**Written request**:
Your task is to repeat the entries underneath exactly, minus the pictures.

**Data for the task**:
★ ★ ★ ★ ★
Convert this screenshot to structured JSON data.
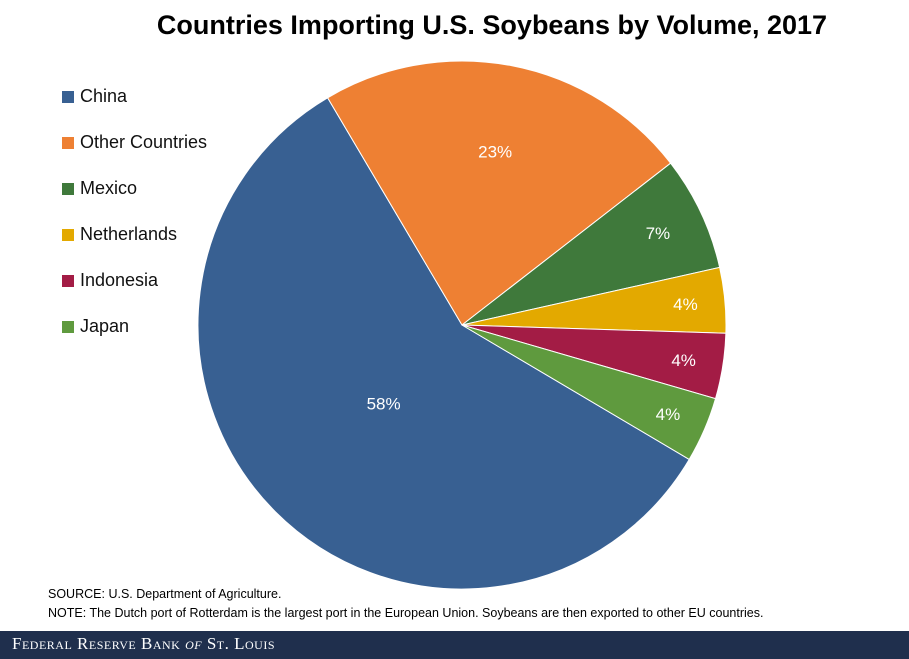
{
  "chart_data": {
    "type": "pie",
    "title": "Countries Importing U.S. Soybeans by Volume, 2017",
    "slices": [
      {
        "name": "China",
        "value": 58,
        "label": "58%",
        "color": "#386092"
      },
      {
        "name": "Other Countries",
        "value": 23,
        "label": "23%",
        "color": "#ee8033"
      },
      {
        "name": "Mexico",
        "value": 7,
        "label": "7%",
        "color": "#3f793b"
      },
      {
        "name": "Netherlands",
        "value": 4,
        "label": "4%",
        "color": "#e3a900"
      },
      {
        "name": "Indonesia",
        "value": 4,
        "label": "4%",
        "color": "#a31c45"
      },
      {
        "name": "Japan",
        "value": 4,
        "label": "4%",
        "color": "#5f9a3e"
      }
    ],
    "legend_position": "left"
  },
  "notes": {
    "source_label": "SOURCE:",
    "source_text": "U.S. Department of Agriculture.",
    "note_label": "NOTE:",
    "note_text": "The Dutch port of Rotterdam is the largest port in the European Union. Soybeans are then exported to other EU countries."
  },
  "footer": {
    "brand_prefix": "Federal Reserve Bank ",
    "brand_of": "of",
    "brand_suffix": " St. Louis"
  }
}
★ ★ ★ ★ ★
**Full solution**:
Convert this screenshot to structured JSON data.
{
  "chart_data": {
    "type": "pie",
    "title": "Countries Importing U.S. Soybeans by Volume, 2017",
    "slices": [
      {
        "name": "China",
        "value": 58,
        "label": "58%",
        "color": "#386092"
      },
      {
        "name": "Other Countries",
        "value": 23,
        "label": "23%",
        "color": "#ee8033"
      },
      {
        "name": "Mexico",
        "value": 7,
        "label": "7%",
        "color": "#3f793b"
      },
      {
        "name": "Netherlands",
        "value": 4,
        "label": "4%",
        "color": "#e3a900"
      },
      {
        "name": "Indonesia",
        "value": 4,
        "label": "4%",
        "color": "#a31c45"
      },
      {
        "name": "Japan",
        "value": 4,
        "label": "4%",
        "color": "#5f9a3e"
      }
    ],
    "legend_position": "left"
  },
  "notes": {
    "source_label": "SOURCE:",
    "source_text": "U.S. Department of Agriculture.",
    "note_label": "NOTE:",
    "note_text": "The Dutch port of Rotterdam is the largest port in the European Union. Soybeans are then exported to other EU countries."
  },
  "footer": {
    "brand_prefix": "Federal Reserve Bank ",
    "brand_of": "of",
    "brand_suffix": " St. Louis"
  }
}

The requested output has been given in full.